**O QUE SE PEDE:**
1 - Segundo o excerto da página, qual é o número do processo a que corresponde o acórdão n.º 395/2017 do Tribunal Constitucional?
2 - Transcreva do excerto da página o trecho que vai de "Também o Supremo" a "integralmente em www.dgsi.pt.".
3 - Enumere todos os artigos de lei citados no excerto da página, com a respetiva indicação de número e diploma tal como nele figuram.

**EXCERTO DA PÁGINA:**
-------

Também o Supremo Tribunal Administrativo já procedeu a esta interpretação no acórdão lavrado no processo n.º 01065/17.1BEPRT, de 19/02/2020, acessível integralmente em www.dgsi.pt.
Sendo ainda pertinente sublinhar que, inclusive, o próprio Tribunal Constitucional também já fez essa interpretação no acórdão n.º 395/2017 (processo n.º 751/2016), de 12/07/2017 (vide www.tribunalconstitucional.pt).
11) E, nestes dois arestos identificados (acórdão do STA 01065/17.1BEPRT e acórdão do Tribunal Constitucional n.º 395/2017) ficou concluído por uma “interpretação jurisdicional” da norma interpretanda (art. 88º n.º 14 do CIRC, por via da norma interpretativa constante do art. 135º da Lei n.º 7-A/2016, de 30/03) com o mesmo sentido fixado pelo art. 88º n.º 20 do CIRC, convocando os princípios hermenêuticos aplicáveis.

-------

**REGISTOS APRESENTADOS:**

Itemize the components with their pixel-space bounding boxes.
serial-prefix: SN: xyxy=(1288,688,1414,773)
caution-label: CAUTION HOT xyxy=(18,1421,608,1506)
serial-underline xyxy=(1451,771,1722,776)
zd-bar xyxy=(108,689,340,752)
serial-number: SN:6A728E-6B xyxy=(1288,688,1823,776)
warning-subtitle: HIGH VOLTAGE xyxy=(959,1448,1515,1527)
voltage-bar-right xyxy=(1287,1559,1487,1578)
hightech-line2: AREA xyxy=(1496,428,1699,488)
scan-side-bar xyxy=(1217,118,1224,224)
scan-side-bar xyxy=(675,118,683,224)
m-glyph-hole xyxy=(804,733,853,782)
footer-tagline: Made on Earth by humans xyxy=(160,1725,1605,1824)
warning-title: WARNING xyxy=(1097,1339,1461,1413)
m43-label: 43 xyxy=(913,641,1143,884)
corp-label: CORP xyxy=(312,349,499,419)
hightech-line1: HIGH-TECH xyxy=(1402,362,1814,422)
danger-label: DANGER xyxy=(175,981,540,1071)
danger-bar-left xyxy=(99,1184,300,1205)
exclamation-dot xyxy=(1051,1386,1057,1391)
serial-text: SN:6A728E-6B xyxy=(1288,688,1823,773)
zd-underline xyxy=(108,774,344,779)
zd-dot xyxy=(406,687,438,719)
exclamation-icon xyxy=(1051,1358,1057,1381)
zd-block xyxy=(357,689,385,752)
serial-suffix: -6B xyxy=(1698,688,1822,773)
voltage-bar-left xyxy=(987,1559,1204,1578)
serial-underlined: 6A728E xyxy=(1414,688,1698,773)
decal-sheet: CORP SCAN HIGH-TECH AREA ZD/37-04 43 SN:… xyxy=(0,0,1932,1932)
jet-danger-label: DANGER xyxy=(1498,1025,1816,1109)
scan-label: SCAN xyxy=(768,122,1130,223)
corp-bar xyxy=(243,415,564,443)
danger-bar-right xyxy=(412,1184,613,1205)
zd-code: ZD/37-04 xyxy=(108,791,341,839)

-------

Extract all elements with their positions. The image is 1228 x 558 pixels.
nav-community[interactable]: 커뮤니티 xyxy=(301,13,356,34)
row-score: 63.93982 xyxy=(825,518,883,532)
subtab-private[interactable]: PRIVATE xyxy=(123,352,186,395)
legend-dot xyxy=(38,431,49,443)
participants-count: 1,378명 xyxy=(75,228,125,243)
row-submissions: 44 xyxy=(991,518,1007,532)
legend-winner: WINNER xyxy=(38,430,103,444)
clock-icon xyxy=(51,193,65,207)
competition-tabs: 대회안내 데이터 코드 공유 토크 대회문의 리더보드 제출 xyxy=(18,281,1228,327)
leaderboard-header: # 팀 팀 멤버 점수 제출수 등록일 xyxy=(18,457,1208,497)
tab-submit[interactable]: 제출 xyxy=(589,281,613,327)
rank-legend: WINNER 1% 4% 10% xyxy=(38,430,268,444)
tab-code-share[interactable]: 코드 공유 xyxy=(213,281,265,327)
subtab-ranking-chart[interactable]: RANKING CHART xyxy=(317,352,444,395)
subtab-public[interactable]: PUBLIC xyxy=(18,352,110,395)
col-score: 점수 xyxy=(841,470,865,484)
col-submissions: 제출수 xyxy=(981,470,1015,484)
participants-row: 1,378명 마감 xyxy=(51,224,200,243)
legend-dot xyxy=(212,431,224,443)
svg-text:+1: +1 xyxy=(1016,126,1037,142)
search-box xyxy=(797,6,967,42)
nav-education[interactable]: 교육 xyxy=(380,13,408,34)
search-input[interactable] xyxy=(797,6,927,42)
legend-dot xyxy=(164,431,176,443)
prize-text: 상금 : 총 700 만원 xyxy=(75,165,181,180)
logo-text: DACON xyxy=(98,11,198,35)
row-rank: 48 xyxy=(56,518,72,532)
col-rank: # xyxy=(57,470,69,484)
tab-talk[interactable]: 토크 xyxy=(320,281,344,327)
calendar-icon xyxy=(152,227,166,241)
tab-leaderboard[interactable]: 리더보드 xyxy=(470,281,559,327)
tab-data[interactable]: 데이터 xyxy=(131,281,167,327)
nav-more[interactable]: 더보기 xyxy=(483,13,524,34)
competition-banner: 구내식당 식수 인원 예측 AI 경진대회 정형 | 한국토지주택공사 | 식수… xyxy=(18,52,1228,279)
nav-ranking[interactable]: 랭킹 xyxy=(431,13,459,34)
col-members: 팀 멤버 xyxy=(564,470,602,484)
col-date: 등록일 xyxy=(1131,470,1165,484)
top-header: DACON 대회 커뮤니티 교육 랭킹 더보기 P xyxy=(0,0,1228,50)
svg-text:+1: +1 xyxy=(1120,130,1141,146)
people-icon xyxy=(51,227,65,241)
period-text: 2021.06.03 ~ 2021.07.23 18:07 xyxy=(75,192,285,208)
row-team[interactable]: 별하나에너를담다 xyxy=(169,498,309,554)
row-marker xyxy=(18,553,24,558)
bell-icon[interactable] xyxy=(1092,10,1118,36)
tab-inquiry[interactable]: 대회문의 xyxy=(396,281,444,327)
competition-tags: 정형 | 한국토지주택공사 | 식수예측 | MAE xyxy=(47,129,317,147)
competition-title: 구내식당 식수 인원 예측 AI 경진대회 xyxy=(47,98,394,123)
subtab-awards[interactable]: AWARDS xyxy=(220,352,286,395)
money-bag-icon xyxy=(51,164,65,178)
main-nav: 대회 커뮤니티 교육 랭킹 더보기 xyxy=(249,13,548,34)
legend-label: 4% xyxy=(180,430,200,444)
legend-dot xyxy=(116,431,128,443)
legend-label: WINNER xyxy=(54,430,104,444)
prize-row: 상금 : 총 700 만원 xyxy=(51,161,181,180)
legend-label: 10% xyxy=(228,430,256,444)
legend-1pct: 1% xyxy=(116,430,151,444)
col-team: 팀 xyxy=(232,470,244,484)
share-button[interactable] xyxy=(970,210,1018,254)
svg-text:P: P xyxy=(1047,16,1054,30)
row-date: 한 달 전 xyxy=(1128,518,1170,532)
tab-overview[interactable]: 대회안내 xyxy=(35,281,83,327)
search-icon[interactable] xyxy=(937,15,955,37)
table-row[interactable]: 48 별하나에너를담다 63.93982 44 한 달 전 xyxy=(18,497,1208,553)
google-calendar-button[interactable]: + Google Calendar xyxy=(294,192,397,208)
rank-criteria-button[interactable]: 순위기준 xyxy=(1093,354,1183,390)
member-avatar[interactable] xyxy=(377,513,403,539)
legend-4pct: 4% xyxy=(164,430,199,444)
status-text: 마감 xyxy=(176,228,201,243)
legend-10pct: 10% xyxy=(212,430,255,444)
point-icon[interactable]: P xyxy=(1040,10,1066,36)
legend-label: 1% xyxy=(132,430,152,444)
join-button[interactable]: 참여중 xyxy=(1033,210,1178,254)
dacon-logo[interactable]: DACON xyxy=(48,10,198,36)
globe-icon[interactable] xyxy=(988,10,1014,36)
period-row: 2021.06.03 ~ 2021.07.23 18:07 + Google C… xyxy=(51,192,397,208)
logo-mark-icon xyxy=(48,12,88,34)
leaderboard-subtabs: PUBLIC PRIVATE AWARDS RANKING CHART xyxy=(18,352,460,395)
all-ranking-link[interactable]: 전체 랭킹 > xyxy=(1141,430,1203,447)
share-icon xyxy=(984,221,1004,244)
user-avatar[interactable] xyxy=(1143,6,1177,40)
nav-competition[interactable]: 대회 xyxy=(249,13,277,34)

-------

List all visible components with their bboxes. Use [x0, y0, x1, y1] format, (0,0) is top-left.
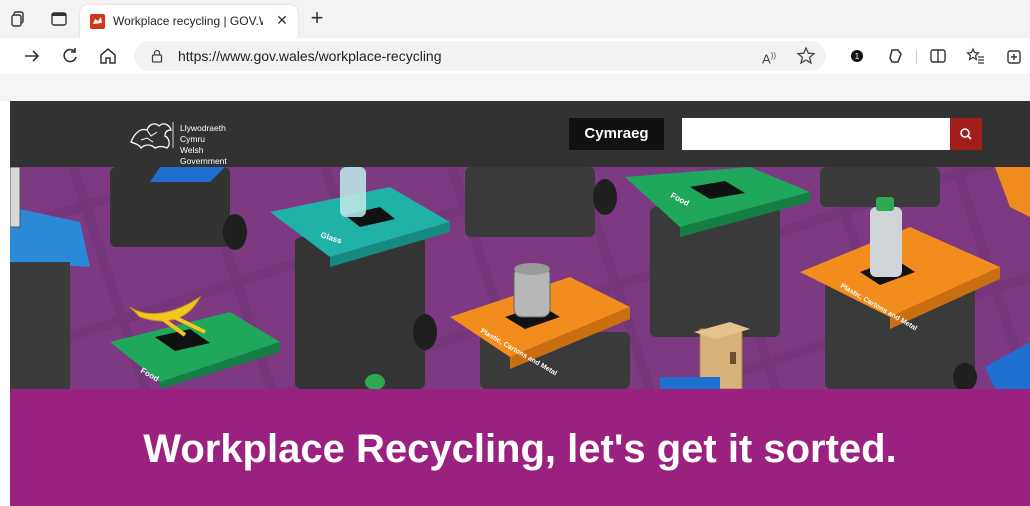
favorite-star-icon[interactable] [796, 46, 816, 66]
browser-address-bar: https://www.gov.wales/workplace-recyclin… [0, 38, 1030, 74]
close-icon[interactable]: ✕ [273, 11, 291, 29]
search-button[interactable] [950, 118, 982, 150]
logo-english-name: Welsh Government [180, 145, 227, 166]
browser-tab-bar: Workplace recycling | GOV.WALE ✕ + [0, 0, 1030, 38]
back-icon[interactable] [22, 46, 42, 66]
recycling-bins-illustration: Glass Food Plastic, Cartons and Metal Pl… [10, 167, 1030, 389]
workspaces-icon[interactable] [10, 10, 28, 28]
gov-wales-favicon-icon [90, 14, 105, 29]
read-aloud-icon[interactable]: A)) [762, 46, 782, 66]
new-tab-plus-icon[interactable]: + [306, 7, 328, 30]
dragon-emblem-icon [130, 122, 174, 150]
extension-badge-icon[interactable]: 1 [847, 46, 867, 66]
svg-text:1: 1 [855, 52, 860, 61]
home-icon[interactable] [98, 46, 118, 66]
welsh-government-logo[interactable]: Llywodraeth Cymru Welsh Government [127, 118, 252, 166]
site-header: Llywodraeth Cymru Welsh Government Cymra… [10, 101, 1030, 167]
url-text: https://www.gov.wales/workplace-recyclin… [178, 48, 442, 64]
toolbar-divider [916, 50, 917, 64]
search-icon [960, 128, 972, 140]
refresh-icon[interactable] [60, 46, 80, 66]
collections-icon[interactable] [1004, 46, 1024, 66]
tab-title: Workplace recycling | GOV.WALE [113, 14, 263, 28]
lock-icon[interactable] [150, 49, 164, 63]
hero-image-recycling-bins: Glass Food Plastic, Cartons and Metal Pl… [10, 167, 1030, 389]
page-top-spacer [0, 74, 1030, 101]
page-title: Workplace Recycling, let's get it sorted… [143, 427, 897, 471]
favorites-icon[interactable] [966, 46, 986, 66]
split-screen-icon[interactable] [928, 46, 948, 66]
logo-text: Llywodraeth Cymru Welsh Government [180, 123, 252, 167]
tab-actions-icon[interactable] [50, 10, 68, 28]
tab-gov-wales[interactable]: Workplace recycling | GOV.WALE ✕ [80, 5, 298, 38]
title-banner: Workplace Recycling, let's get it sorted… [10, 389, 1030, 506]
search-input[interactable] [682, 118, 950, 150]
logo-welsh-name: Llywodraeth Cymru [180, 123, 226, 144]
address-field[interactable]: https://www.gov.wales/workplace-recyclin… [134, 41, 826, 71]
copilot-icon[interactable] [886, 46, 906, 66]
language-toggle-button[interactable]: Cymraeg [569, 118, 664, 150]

-------

**SOLUÇÕES:**
1 - Processo n.º 751/2016.

2 -
Também o Supremo Tribunal Administrativo já procedeu a esta interpretação no acórdão lavrado no processo n.º 01065/17.1BEPRT, de 19/02/2020, acessível integralmente em www.dgsi.pt.

3 -
art. 88º n.º 14 do CIRC
art. 135º da Lei n.º 7-A/2016
art. 88º n.º 20 do CIRC